GIVEN DATA:
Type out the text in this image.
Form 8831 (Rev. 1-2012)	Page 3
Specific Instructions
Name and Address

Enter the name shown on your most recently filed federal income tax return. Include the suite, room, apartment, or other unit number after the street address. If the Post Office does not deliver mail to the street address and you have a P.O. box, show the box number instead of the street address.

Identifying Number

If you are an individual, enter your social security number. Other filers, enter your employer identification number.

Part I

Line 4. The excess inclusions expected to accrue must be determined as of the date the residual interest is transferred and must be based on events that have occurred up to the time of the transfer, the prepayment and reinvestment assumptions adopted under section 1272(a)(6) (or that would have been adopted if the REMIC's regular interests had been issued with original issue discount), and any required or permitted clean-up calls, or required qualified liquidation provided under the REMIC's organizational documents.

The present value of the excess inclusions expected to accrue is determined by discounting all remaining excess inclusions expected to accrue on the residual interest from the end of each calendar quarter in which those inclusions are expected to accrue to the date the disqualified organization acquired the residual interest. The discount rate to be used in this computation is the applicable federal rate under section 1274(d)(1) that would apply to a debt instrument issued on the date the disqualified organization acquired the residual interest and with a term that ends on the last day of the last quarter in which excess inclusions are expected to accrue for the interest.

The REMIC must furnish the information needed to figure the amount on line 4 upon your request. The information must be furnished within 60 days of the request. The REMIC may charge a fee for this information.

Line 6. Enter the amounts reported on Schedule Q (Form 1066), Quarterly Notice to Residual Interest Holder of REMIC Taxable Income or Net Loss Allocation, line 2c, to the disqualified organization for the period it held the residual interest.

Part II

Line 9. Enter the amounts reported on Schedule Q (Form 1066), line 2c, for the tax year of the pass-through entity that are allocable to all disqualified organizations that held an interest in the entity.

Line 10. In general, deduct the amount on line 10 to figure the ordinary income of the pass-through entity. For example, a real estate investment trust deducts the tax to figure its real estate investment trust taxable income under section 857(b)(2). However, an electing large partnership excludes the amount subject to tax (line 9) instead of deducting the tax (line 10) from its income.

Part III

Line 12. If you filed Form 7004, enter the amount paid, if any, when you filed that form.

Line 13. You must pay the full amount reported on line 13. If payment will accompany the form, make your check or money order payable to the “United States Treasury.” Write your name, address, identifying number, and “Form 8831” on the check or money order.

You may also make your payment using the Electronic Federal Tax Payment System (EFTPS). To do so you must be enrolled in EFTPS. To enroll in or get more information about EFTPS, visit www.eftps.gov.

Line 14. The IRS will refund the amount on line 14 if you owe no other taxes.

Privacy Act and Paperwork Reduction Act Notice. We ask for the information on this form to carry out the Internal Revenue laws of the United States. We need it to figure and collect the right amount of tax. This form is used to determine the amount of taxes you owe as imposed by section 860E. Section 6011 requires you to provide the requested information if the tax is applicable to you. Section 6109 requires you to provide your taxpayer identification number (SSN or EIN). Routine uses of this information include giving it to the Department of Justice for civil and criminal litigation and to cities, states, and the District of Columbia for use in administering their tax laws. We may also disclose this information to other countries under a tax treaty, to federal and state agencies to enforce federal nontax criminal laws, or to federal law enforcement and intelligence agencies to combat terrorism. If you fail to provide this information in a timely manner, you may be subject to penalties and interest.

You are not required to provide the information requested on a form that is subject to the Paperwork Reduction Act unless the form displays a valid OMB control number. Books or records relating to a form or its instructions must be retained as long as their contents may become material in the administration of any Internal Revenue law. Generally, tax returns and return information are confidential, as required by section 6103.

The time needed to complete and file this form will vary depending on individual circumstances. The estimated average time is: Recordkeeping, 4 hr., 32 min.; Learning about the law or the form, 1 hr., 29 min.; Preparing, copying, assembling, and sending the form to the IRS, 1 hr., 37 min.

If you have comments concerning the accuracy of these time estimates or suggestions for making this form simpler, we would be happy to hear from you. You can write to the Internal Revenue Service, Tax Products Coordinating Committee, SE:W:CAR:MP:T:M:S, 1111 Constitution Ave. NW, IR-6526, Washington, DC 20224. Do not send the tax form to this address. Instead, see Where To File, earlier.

GIVEN TASK: Write down the full listing again, exactly.

RESULT OF THE EXERCISE:
Type out the text in this image.
Form 8831 (Rev. 1-2012)	Page 3
Specific Instructions
Name and Address

Enter the name shown on your most recently filed federal income tax return. Include the suite, room, apartment, or other unit number after the street address. If the Post Office does not deliver mail to the street address and you have a P.O. box, show the box number instead of the street address.

Identifying Number

If you are an individual, enter your social security number. Other filers, enter your employer identification number.

Part I

Line 4. The excess inclusions expected to accrue must be determined as of the date the residual interest is transferred and must be based on events that have occurred up to the time of the transfer, the prepayment and reinvestment assumptions adopted under section 1272(a)(6) (or that would have been adopted if the REMIC's regular interests had been issued with original issue discount), and any required or permitted clean-up calls, or required qualified liquidation provided under the REMIC's organizational documents.

The present value of the excess inclusions expected to accrue is determined by discounting all remaining excess inclusions expected to accrue on the residual interest from the end of each calendar quarter in which those inclusions are expected to accrue to the date the disqualified organization acquired the residual interest. The discount rate to be used in this computation is the applicable federal rate under section 1274(d)(1) that would apply to a debt instrument issued on the date the disqualified organization acquired the residual interest and with a term that ends on the last day of the last quarter in which excess inclusions are expected to accrue for the interest.

The REMIC must furnish the information needed to figure the amount on line 4 upon your request. The information must be furnished within 60 days of the request. The REMIC may charge a fee for this information.

Line 6. Enter the amounts reported on Schedule Q (Form 1066), Quarterly Notice to Residual Interest Holder of REMIC Taxable Income or Net Loss Allocation, line 2c, to the disqualified organization for the period it held the residual interest.

Part II

Line 9. Enter the amounts reported on Schedule Q (Form 1066), line 2c, for the tax year of the pass-through entity that are allocable to all disqualified organizations that held an interest in the entity.

Line 10. In general, deduct the amount on line 10 to figure the ordinary income of the pass-through entity. For example, a real estate investment trust deducts the tax to figure its real estate investment trust taxable income under section 857(b)(2). However, an electing large partnership excludes the amount subject to tax (line 9) instead of deducting the tax (line 10) from its income.

Part III

Line 12. If you filed Form 7004, enter the amount paid, if any, when you filed that form.

Line 13. You must pay the full amount reported on line 13. If payment will accompany the form, make your check or money order payable to the “United States Treasury.” Write your name, address, identifying number, and “Form 8831” on the check or money order.

You may also make your payment using the Electronic Federal Tax Payment System (EFTPS). To do so you must be enrolled in EFTPS. To enroll in or get more information about EFTPS, visit www.eftps.gov.

Line 14. The IRS will refund the amount on line 14 if you owe no other taxes.

Privacy Act and Paperwork Reduction Act Notice. We ask for the information on this form to carry out the Internal Revenue laws of the United States. We need it to figure and collect the right amount of tax. This form is used to determine the amount of taxes you owe as imposed by section 860E. Section 6011 requires you to provide the requested information if the tax is applicable to you. Section 6109 requires you to provide your taxpayer identification number (SSN or EIN). Routine uses of this information include giving it to the Department of Justice for civil and criminal litigation and to cities, states, and the District of Columbia for use in administering their tax laws. We may also disclose this information to other countries under a tax treaty, to federal and state agencies to enforce federal nontax criminal laws, or to federal law enforcement and intelligence agencies to combat terrorism. If you fail to provide this information in a timely manner, you may be subject to penalties and interest.

You are not required to provide the information requested on a form that is subject to the Paperwork Reduction Act unless the form displays a valid OMB control number. Books or records relating to a form or its instructions must be retained as long as their contents may become material in the administration of any Internal Revenue law. Generally, tax returns and return information are confidential, as required by section 6103.

The time needed to complete and file this form will vary depending on individual circumstances. The estimated average time is: Recordkeeping, 4 hr., 32 min.; Learning about the law or the form, 1 hr., 29 min.; Preparing, copying, assembling, and sending the form to the IRS, 1 hr., 37 min.

If you have comments concerning the accuracy of these time estimates or suggestions for making this form simpler, we would be happy to hear from you. You can write to the Internal Revenue Service, Tax Products Coordinating Committee, SE:W:CAR:MP:T:M:S, 1111 Constitution Ave. NW, IR-6526, Washington, DC 20224. Do not send the tax form to this address. Instead, see Where To File, earlier.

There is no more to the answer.